[Stored data]
-- start --
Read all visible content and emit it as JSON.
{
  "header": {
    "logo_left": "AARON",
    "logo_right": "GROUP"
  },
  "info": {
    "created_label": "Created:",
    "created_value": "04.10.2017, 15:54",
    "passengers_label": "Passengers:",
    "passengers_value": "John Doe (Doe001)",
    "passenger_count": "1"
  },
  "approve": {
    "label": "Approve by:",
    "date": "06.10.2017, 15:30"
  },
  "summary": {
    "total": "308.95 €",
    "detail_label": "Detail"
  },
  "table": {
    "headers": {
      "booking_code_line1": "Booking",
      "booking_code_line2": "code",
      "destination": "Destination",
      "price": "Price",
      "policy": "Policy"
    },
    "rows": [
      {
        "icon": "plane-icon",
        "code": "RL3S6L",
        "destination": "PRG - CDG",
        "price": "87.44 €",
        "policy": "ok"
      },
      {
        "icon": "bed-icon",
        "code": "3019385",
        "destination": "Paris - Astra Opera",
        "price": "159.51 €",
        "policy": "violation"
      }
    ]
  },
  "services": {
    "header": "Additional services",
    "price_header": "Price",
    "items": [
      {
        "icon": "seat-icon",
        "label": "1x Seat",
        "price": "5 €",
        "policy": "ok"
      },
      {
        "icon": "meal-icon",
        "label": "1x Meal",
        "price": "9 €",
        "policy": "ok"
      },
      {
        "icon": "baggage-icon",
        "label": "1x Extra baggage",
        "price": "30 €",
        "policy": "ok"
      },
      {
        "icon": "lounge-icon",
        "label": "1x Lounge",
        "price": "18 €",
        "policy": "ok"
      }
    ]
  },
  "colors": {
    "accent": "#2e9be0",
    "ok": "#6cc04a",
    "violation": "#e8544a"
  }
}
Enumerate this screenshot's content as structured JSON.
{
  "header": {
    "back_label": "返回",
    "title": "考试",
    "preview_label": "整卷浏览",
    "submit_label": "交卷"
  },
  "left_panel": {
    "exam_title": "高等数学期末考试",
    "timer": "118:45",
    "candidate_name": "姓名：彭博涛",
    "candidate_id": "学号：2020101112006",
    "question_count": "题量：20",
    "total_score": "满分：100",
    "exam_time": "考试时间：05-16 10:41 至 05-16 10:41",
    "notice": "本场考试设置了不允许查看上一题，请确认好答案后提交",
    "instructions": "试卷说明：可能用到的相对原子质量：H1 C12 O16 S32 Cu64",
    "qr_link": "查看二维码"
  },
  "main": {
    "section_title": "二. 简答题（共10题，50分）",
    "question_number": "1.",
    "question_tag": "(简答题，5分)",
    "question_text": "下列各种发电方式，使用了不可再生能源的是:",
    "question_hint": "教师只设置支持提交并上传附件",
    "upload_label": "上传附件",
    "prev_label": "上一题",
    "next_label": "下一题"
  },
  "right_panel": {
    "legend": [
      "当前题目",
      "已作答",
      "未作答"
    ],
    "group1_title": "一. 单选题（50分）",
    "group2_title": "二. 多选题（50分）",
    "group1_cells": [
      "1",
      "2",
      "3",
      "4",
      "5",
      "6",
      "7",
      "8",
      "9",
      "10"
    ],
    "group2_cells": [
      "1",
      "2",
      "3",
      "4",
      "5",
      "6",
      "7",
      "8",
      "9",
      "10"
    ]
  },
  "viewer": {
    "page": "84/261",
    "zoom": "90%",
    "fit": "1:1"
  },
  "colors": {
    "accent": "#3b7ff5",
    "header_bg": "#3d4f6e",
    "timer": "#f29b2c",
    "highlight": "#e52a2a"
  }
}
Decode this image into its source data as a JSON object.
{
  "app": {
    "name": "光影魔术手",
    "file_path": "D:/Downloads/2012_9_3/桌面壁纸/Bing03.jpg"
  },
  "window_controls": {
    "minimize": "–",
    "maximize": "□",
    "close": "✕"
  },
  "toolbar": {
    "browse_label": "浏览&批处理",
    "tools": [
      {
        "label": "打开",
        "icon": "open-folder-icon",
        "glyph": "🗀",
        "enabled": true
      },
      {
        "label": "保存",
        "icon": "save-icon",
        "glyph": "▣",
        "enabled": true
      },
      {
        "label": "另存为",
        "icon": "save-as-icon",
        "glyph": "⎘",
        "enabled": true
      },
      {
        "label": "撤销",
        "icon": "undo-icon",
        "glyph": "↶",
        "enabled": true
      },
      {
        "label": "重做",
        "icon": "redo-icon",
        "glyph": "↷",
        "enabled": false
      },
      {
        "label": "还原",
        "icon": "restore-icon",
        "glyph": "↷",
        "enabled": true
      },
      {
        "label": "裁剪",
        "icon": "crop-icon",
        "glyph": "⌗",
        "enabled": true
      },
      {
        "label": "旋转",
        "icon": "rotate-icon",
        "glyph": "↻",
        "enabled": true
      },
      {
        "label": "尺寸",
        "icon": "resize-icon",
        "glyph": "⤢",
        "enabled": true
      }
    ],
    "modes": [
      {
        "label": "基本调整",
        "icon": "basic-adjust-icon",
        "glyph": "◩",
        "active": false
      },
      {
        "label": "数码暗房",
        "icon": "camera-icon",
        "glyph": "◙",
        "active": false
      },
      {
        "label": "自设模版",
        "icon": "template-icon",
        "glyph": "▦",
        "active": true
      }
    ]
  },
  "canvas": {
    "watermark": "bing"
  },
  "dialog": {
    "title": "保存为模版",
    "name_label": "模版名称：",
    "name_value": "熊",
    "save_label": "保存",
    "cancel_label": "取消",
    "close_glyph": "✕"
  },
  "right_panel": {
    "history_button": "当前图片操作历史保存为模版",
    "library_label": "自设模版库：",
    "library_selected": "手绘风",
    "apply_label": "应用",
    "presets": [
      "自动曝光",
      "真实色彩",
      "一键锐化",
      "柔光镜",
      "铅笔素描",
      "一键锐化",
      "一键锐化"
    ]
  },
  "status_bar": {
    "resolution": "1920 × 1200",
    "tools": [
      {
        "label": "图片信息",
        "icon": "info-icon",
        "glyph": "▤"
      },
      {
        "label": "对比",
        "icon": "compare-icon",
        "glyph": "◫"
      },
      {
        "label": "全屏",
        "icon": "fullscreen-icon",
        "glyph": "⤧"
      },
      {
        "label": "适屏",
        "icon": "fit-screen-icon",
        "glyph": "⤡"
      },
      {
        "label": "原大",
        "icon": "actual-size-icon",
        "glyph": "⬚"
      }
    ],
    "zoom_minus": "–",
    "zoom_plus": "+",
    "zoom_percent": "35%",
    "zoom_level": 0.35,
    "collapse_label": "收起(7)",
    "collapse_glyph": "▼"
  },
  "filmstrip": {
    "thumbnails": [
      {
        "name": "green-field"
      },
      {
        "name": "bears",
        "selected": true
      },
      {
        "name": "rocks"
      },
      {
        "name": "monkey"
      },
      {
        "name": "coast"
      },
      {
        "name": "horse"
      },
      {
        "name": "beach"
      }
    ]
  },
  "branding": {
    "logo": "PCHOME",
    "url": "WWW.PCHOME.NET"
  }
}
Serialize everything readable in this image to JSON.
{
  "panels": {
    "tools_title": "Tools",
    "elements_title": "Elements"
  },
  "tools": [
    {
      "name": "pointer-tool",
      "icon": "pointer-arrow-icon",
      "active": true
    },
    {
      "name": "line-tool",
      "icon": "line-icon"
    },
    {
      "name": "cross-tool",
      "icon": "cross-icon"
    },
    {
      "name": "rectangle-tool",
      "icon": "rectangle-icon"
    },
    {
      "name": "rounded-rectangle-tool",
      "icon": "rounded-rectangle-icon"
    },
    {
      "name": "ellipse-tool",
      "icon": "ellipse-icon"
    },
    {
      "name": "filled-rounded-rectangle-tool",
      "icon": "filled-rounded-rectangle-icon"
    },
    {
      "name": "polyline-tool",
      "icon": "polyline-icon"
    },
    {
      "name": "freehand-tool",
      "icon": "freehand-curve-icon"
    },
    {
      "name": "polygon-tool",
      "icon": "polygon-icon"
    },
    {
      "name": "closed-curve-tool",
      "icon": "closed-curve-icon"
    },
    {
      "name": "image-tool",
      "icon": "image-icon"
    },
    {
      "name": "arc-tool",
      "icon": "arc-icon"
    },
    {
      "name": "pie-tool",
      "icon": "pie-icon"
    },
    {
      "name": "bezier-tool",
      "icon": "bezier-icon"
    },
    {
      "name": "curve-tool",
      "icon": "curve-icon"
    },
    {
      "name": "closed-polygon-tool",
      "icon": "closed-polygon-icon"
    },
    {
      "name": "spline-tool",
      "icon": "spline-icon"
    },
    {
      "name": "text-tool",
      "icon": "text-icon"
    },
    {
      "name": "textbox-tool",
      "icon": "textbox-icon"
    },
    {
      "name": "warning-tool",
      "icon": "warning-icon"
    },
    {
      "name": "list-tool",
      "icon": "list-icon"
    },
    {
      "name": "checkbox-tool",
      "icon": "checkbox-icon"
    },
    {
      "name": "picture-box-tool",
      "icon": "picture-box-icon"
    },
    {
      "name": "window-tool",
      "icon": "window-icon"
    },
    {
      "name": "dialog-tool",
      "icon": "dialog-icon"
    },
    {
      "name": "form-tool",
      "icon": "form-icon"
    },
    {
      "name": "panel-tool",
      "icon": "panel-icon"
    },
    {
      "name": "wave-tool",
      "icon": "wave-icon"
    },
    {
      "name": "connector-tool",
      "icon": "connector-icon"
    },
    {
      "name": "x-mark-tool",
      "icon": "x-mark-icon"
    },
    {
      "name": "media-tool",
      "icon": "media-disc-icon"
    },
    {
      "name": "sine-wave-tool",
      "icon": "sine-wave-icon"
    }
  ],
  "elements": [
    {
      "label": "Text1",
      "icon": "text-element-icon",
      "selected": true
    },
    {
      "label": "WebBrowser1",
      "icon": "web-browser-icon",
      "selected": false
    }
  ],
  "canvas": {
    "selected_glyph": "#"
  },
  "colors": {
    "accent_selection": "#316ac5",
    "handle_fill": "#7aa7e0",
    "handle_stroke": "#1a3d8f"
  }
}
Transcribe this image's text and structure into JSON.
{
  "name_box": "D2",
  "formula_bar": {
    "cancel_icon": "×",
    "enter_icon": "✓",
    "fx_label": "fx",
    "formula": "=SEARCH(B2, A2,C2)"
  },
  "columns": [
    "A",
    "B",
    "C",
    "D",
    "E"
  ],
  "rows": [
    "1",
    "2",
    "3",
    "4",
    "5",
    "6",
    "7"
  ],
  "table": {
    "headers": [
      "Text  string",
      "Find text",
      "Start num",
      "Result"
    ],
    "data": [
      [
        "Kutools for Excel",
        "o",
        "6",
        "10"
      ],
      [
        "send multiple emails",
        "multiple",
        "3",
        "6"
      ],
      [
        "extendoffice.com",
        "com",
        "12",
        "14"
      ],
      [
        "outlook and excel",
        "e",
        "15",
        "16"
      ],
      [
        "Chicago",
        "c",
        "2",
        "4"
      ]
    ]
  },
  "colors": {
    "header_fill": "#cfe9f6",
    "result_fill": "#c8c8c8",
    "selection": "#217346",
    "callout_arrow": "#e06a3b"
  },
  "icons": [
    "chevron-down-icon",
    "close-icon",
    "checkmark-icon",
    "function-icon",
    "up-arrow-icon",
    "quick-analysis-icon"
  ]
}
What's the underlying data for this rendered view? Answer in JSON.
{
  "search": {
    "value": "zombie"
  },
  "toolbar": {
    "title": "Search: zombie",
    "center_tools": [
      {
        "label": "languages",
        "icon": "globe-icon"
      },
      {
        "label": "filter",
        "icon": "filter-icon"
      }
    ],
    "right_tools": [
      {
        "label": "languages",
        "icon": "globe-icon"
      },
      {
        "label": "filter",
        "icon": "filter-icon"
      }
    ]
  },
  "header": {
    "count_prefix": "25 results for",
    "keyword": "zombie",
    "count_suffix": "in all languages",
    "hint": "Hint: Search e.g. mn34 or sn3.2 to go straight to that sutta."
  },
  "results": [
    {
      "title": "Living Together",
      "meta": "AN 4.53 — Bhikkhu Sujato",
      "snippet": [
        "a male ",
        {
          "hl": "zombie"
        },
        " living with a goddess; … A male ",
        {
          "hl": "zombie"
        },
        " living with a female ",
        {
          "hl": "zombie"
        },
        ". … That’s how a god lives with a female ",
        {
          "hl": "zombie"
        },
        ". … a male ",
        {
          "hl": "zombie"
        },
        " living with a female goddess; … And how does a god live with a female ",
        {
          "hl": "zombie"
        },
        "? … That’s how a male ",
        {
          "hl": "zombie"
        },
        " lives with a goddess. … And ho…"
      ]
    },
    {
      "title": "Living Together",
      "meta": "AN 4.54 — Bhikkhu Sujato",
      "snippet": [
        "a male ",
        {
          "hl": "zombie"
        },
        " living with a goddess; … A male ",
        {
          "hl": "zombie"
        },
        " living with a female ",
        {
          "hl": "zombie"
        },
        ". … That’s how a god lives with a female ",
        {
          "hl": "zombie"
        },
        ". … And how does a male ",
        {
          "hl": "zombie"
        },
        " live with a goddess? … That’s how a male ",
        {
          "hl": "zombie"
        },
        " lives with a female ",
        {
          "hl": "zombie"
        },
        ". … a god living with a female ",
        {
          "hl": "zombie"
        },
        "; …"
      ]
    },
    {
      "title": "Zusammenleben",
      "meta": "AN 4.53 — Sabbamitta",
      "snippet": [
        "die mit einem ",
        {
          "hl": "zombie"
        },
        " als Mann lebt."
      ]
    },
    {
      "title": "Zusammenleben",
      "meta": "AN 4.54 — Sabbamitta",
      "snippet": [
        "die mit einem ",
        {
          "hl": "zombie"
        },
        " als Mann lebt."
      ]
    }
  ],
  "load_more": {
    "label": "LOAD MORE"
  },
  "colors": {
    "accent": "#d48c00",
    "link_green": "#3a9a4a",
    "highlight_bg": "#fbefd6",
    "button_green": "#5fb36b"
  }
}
-- end --
What you will do:
Select the lines that carry the string "rounded" and copy them.

Task result:
      "name": "rounded-rectangle-tool",
      "icon": "rounded-rectangle-icon"
      "name": "filled-rounded-rectangle-tool",
      "icon": "filled-rounded-rectangle-icon"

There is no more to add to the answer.